--- Start of MATERIAL SHOWN ---

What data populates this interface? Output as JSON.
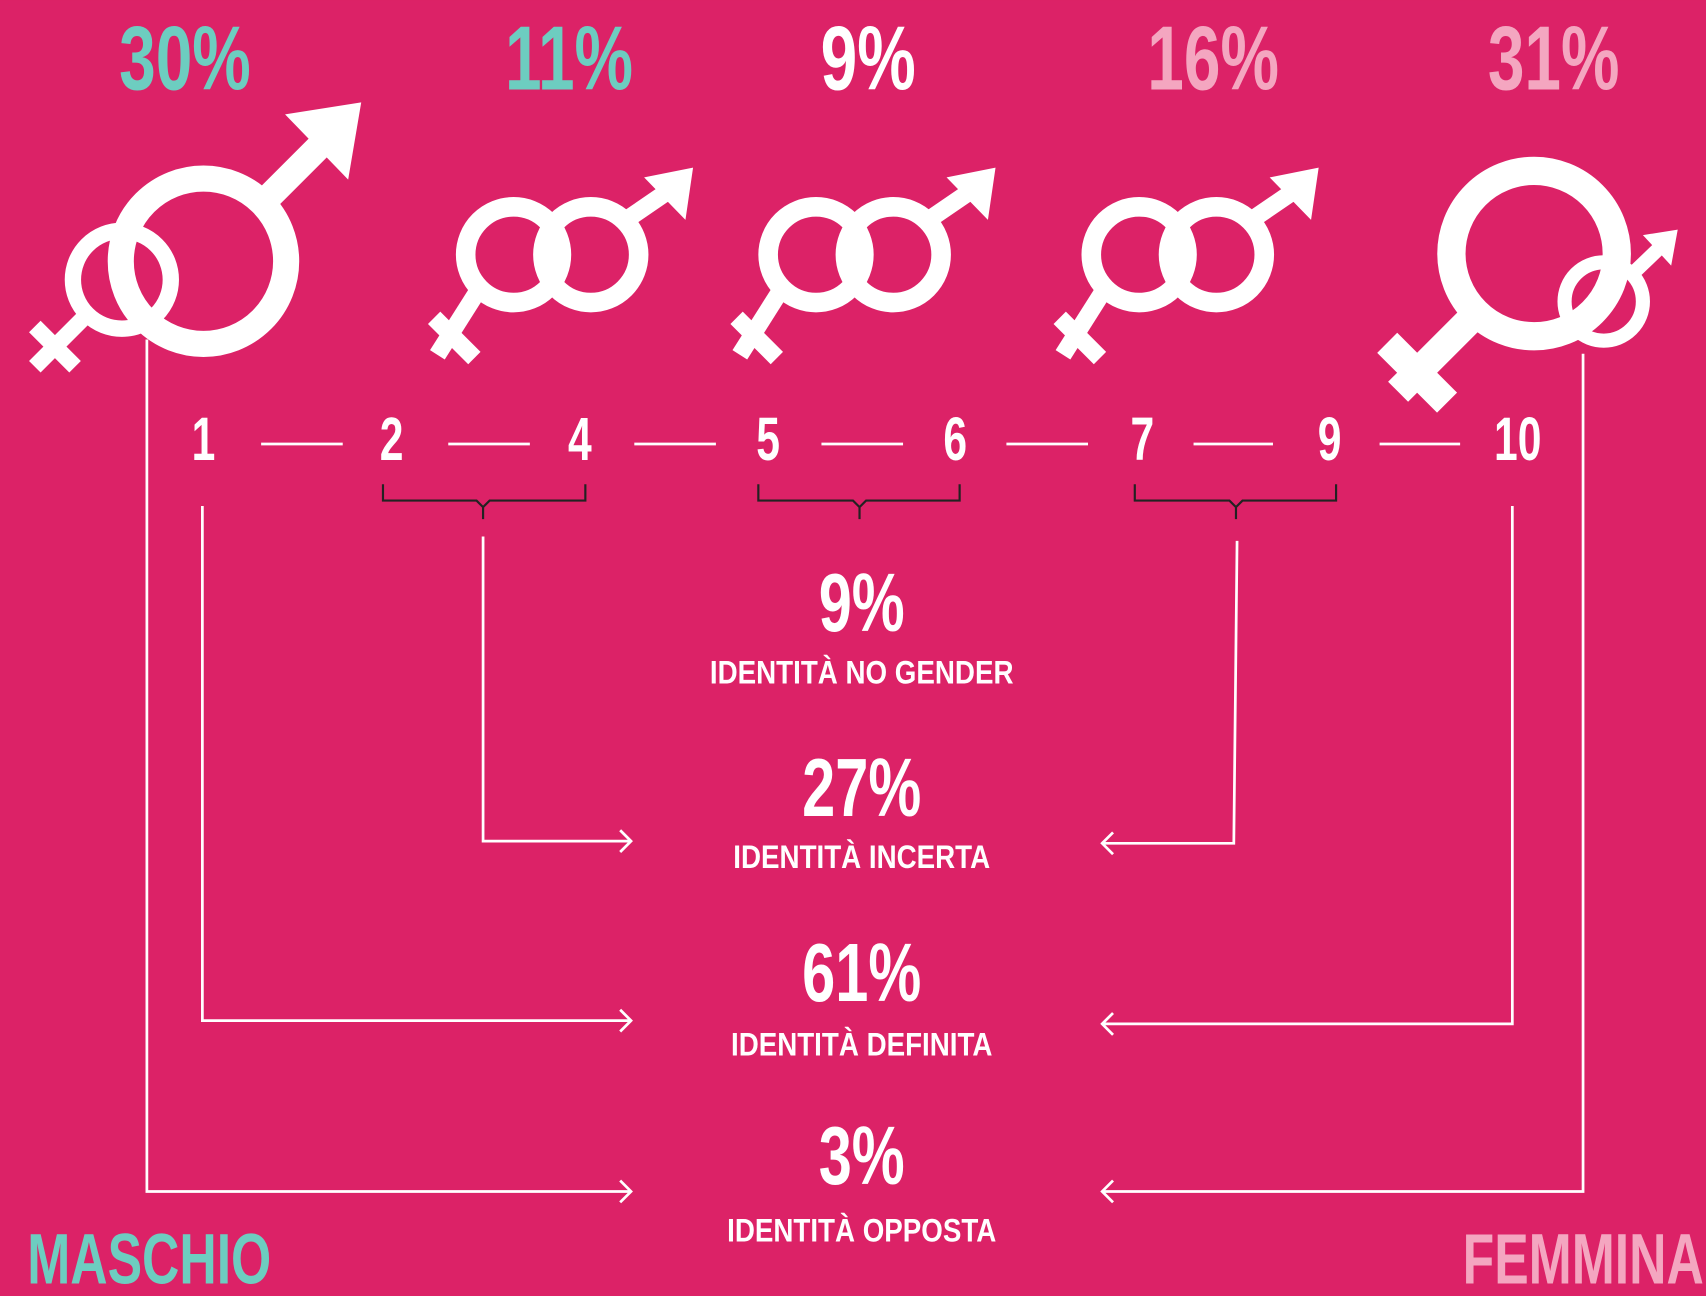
{
  "top_percentages": [
    "30%",
    "11%",
    "9%",
    "16%",
    "31%"
  ],
  "scale": [
    "1",
    "2",
    "4",
    "5",
    "6",
    "7",
    "9",
    "10"
  ],
  "results": [
    {
      "value": "9%",
      "label": "IDENTITÀ NO GENDER"
    },
    {
      "value": "27%",
      "label": "IDENTITÀ INCERTA"
    },
    {
      "value": "61%",
      "label": "IDENTITÀ DEFINITA"
    },
    {
      "value": "3%",
      "label": "IDENTITÀ OPPOSTA"
    }
  ],
  "labels": {
    "male": "MASCHIO",
    "female": "FEMMINA"
  }
}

--- End of MATERIAL SHOWN ---

EXERCISE DESCRIPTION
Make an exact copy of the records above, with the pictures left out.

WRITTEN ANSWER
What data populates this interface? Output as JSON.
{
  "top_percentages": [
    "30%",
    "11%",
    "9%",
    "16%",
    "31%"
  ],
  "scale": [
    "1",
    "2",
    "4",
    "5",
    "6",
    "7",
    "9",
    "10"
  ],
  "results": [
    {
      "value": "9%",
      "label": "IDENTITÀ NO GENDER"
    },
    {
      "value": "27%",
      "label": "IDENTITÀ INCERTA"
    },
    {
      "value": "61%",
      "label": "IDENTITÀ DEFINITA"
    },
    {
      "value": "3%",
      "label": "IDENTITÀ OPPOSTA"
    }
  ],
  "labels": {
    "male": "MASCHIO",
    "female": "FEMMINA"
  }
}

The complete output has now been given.